Go through the listing below and gather every line with the word "image".

— Materials provided —
== == ==

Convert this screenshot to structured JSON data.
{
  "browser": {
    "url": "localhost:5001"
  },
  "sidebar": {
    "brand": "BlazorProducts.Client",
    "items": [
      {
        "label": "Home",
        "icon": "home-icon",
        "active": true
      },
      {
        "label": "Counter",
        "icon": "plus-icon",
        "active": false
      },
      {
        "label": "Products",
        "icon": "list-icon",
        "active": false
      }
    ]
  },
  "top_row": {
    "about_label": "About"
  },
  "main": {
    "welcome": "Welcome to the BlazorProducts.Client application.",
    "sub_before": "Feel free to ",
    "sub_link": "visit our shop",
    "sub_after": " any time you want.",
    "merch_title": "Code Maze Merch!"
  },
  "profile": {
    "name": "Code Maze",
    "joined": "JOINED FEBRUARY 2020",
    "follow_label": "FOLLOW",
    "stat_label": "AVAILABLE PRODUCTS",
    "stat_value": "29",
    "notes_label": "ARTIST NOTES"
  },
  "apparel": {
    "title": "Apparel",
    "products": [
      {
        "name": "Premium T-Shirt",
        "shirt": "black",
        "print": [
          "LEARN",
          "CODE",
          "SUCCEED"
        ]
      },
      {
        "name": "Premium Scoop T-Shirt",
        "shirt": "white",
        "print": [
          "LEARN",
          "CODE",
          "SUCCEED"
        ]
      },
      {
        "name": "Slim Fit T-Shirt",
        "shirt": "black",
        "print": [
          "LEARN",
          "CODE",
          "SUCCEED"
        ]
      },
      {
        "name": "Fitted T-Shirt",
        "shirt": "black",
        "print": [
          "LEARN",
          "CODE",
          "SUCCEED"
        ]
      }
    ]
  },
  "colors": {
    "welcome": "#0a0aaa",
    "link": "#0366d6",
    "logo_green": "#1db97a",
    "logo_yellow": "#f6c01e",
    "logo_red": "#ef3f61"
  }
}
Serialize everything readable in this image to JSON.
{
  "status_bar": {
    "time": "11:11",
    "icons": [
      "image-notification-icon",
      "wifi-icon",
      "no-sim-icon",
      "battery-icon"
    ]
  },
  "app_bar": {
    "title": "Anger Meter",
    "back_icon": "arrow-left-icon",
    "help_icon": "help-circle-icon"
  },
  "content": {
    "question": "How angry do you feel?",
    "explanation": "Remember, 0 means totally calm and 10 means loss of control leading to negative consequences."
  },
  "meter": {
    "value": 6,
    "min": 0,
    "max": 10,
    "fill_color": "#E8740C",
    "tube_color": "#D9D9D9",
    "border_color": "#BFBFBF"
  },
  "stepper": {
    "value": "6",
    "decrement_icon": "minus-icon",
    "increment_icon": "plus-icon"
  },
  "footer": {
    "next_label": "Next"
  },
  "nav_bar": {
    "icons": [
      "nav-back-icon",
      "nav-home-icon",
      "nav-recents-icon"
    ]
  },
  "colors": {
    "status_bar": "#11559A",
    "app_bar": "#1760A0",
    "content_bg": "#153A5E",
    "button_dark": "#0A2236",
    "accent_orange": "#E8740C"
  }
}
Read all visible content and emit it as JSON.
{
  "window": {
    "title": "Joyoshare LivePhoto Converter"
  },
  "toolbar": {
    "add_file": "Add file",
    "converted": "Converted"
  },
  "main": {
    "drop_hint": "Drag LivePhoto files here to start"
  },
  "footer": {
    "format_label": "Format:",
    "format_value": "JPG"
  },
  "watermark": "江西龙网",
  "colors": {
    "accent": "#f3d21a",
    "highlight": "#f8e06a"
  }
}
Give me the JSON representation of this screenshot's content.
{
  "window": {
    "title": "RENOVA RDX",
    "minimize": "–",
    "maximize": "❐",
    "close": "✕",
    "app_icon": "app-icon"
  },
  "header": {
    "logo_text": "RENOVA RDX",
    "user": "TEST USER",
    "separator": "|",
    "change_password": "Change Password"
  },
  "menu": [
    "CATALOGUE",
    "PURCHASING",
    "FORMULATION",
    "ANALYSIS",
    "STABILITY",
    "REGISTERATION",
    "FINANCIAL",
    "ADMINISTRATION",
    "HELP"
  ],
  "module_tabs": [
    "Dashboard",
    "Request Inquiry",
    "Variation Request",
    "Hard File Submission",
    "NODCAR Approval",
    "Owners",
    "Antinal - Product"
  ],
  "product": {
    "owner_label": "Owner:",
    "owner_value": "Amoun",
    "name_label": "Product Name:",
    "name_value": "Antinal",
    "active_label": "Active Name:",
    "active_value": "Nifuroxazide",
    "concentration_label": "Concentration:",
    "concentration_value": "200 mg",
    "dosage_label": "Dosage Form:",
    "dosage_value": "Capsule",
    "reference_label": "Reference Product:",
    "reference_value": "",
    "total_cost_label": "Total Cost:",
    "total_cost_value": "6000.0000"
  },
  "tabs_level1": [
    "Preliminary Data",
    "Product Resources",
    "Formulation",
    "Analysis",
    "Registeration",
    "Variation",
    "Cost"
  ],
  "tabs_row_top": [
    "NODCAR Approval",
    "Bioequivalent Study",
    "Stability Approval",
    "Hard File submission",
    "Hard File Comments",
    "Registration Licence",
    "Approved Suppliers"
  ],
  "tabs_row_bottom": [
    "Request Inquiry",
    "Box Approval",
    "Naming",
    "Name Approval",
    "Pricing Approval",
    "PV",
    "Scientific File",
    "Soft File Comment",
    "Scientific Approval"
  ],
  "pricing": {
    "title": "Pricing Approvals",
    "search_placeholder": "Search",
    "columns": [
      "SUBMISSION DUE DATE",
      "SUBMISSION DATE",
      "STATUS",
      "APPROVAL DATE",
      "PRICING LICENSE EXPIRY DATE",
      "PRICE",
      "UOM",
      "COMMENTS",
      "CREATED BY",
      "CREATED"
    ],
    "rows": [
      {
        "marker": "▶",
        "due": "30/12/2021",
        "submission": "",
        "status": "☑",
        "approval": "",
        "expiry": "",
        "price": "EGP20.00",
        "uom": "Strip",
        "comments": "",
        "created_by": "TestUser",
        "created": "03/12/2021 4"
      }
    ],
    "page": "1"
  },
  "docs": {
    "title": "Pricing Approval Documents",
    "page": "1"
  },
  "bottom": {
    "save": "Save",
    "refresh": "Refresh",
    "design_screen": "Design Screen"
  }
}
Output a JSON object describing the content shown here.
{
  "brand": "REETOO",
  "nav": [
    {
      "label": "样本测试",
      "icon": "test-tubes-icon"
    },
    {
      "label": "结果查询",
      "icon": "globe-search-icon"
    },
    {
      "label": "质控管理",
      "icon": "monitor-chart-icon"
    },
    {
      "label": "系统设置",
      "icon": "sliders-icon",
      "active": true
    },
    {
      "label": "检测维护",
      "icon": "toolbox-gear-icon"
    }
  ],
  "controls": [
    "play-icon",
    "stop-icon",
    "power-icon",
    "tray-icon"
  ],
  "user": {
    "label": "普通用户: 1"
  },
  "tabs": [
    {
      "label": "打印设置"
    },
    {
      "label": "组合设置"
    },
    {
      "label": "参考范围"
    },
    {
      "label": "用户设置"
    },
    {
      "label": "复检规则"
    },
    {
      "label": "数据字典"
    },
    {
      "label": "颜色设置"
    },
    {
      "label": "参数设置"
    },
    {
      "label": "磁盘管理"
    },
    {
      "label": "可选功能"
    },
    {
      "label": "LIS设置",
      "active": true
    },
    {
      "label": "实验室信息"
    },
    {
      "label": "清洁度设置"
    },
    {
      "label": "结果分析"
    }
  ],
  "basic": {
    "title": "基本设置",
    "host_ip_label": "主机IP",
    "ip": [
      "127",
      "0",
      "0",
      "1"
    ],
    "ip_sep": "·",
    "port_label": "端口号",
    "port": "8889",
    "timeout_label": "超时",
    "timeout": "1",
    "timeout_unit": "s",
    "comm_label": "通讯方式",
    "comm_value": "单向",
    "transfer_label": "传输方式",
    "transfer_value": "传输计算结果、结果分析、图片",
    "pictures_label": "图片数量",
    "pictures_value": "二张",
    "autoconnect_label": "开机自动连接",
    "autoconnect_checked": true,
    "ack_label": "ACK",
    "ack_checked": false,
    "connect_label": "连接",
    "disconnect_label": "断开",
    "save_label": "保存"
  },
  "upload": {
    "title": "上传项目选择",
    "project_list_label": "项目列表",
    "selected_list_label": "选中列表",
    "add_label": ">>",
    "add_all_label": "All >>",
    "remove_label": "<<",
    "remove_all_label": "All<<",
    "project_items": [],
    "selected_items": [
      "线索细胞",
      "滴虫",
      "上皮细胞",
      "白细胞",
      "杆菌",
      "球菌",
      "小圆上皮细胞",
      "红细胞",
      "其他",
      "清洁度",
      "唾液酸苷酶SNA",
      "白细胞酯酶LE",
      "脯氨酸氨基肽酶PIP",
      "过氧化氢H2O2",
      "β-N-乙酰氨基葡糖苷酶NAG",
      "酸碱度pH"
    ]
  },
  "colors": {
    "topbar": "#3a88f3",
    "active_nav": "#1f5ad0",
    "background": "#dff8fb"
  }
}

== == ==

— Solution —
Serialize everything readable in this image to JSON.
      "image-notification-icon",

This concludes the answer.